> **What is expected**
Can you output the records below exactly as they are written?

[Collected data]
☆ ☆ ☆ ☆ ☆ ☆ ☆

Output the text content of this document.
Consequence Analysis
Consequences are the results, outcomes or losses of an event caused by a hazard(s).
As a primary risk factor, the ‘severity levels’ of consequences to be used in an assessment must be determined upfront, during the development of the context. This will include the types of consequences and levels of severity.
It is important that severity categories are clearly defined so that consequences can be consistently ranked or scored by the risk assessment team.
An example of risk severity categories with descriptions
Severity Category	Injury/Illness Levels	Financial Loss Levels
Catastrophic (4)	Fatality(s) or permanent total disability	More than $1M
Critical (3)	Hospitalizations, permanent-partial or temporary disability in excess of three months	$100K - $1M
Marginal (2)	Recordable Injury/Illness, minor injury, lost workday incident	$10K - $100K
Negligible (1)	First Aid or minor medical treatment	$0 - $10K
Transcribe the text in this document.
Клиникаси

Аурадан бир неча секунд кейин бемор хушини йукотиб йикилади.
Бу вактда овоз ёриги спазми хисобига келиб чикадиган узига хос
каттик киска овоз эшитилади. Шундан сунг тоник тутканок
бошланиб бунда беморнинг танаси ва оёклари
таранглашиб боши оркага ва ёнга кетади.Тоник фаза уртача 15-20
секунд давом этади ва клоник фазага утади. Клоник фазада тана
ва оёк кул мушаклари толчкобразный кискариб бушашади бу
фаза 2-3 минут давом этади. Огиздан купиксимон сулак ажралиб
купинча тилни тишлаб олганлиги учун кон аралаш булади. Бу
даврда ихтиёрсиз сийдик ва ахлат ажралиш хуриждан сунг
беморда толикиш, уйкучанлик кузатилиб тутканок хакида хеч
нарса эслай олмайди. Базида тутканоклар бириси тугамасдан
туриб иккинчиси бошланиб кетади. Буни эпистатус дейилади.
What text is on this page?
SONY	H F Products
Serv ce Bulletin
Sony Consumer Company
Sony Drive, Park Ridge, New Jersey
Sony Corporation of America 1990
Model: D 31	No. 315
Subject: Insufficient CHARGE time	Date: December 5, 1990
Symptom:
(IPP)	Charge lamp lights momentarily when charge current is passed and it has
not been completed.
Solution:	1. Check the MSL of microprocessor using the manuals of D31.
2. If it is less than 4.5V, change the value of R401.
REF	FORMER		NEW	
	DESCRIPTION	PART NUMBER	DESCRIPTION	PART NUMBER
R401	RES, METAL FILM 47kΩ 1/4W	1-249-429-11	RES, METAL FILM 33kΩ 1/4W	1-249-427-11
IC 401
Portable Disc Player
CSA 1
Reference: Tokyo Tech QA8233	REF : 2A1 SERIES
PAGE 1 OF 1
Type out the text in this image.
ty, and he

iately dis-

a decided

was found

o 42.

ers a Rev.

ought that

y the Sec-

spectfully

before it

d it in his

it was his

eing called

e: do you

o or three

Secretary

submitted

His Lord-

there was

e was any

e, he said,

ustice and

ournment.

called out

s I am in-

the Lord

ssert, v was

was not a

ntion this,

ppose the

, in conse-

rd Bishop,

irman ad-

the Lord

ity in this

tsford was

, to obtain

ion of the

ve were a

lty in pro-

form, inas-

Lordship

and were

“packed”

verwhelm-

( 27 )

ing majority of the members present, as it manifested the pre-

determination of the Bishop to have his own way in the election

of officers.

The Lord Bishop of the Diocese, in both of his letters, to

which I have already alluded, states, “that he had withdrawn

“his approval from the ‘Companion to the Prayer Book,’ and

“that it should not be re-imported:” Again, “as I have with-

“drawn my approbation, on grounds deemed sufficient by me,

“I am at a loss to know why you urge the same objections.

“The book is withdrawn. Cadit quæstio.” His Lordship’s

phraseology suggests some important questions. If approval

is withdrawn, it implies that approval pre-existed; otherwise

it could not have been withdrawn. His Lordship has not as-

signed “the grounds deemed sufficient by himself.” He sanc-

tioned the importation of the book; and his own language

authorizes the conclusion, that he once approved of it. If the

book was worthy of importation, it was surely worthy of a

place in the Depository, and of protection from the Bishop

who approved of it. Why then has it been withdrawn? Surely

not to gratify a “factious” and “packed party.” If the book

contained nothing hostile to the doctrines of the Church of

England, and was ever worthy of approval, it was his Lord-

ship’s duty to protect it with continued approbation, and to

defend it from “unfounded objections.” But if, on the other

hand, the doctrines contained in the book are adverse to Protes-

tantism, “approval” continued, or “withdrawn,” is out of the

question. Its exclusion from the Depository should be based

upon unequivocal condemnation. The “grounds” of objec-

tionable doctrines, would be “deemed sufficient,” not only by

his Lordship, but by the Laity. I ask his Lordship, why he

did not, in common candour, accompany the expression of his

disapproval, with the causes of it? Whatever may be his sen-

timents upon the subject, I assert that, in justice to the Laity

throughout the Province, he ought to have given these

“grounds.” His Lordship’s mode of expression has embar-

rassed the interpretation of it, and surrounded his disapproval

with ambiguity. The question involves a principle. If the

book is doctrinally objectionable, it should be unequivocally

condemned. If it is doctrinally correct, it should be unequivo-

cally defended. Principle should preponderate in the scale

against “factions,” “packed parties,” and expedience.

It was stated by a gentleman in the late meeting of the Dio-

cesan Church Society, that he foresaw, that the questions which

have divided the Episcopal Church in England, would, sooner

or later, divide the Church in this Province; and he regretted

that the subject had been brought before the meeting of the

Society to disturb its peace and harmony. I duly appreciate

☆ ☆ ☆ ☆ ☆ ☆ ☆

> **Response to this exercise**
Output the text content of this document.
Consequence Analysis
Consequences are the results, outcomes or losses of an event caused by a hazard(s).
As a primary risk factor, the ‘severity levels’ of consequences to be used in an assessment must be determined upfront, during the development of the context. This will include the types of consequences and levels of severity.
It is important that severity categories are clearly defined so that consequences can be consistently ranked or scored by the risk assessment team.
An example of risk severity categories with descriptions
Severity Category	Injury/Illness Levels	Financial Loss Levels
Catastrophic (4)	Fatality(s) or permanent total disability	More than $1M
Critical (3)	Hospitalizations, permanent-partial or temporary disability in excess of three months	$100K - $1M
Marginal (2)	Recordable Injury/Illness, minor injury, lost workday incident	$10K - $100K
Negligible (1)	First Aid or minor medical treatment	$0 - $10K
Transcribe the text in this document.
Клиникаси

Аурадан бир неча секунд кейин бемор хушини йукотиб йикилади.
Бу вактда овоз ёриги спазми хисобига келиб чикадиган узига хос
каттик киска овоз эшитилади. Шундан сунг тоник тутканок
бошланиб бунда беморнинг танаси ва оёклари
таранглашиб боши оркага ва ёнга кетади.Тоник фаза уртача 15-20
секунд давом этади ва клоник фазага утади. Клоник фазада тана
ва оёк кул мушаклари толчкобразный кискариб бушашади бу
фаза 2-3 минут давом этади. Огиздан купиксимон сулак ажралиб
купинча тилни тишлаб олганлиги учун кон аралаш булади. Бу
даврда ихтиёрсиз сийдик ва ахлат ажралиш хуриждан сунг
беморда толикиш, уйкучанлик кузатилиб тутканок хакида хеч
нарса эслай олмайди. Базида тутканоклар бириси тугамасдан
туриб иккинчиси бошланиб кетади. Буни эпистатус дейилади.
What text is on this page?
SONY	H F Products
Serv ce Bulletin
Sony Consumer Company
Sony Drive, Park Ridge, New Jersey
Sony Corporation of America 1990
Model: D 31	No. 315
Subject: Insufficient CHARGE time	Date: December 5, 1990
Symptom:
(IPP)	Charge lamp lights momentarily when charge current is passed and it has
not been completed.
Solution:	1. Check the MSL of microprocessor using the manuals of D31.
2. If it is less than 4.5V, change the value of R401.
REF	FORMER		NEW	
	DESCRIPTION	PART NUMBER	DESCRIPTION	PART NUMBER
R401	RES, METAL FILM 47kΩ 1/4W	1-249-429-11	RES, METAL FILM 33kΩ 1/4W	1-249-427-11
IC 401
Portable Disc Player
CSA 1
Reference: Tokyo Tech QA8233	REF : 2A1 SERIES
PAGE 1 OF 1
Type out the text in this image.
ty, and he

iately dis-

a decided

was found

o 42.

ers a Rev.

ought that

y the Sec-

spectfully

before it

d it in his

it was his

eing called

e: do you

o or three

Secretary

submitted

His Lord-

there was

e was any

e, he said,

ustice and

ournment.

called out

s I am in-

the Lord

ssert, v was

was not a

ntion this,

ppose the

, in conse-

rd Bishop,

irman ad-

the Lord

ity in this

tsford was

, to obtain

ion of the

ve were a

lty in pro-

form, inas-

Lordship

and were

“packed”

verwhelm-

( 27 )

ing majority of the members present, as it manifested the pre-

determination of the Bishop to have his own way in the election

of officers.

The Lord Bishop of the Diocese, in both of his letters, to

which I have already alluded, states, “that he had withdrawn

“his approval from the ‘Companion to the Prayer Book,’ and

“that it should not be re-imported:” Again, “as I have with-

“drawn my approbation, on grounds deemed sufficient by me,

“I am at a loss to know why you urge the same objections.

“The book is withdrawn. Cadit quæstio.” His Lordship’s

phraseology suggests some important questions. If approval

is withdrawn, it implies that approval pre-existed; otherwise

it could not have been withdrawn. His Lordship has not as-

signed “the grounds deemed sufficient by himself.” He sanc-

tioned the importation of the book; and his own language

authorizes the conclusion, that he once approved of it. If the

book was worthy of importation, it was surely worthy of a

place in the Depository, and of protection from the Bishop

who approved of it. Why then has it been withdrawn? Surely

not to gratify a “factious” and “packed party.” If the book

contained nothing hostile to the doctrines of the Church of

England, and was ever worthy of approval, it was his Lord-

ship’s duty to protect it with continued approbation, and to

defend it from “unfounded objections.” But if, on the other

hand, the doctrines contained in the book are adverse to Protes-

tantism, “approval” continued, or “withdrawn,” is out of the

question. Its exclusion from the Depository should be based

upon unequivocal condemnation. The “grounds” of objec-

tionable doctrines, would be “deemed sufficient,” not only by

his Lordship, but by the Laity. I ask his Lordship, why he

did not, in common candour, accompany the expression of his

disapproval, with the causes of it? Whatever may be his sen-

timents upon the subject, I assert that, in justice to the Laity

throughout the Province, he ought to have given these

“grounds.” His Lordship’s mode of expression has embar-

rassed the interpretation of it, and surrounded his disapproval

with ambiguity. The question involves a principle. If the

book is doctrinally objectionable, it should be unequivocally

condemned. If it is doctrinally correct, it should be unequivo-

cally defended. Principle should preponderate in the scale

against “factions,” “packed parties,” and expedience.

It was stated by a gentleman in the late meeting of the Dio-

cesan Church Society, that he foresaw, that the questions which

have divided the Episcopal Church in England, would, sooner

or later, divide the Church in this Province; and he regretted

that the subject had been brought before the meeting of the

Society to disturb its peace and harmony. I duly appreciate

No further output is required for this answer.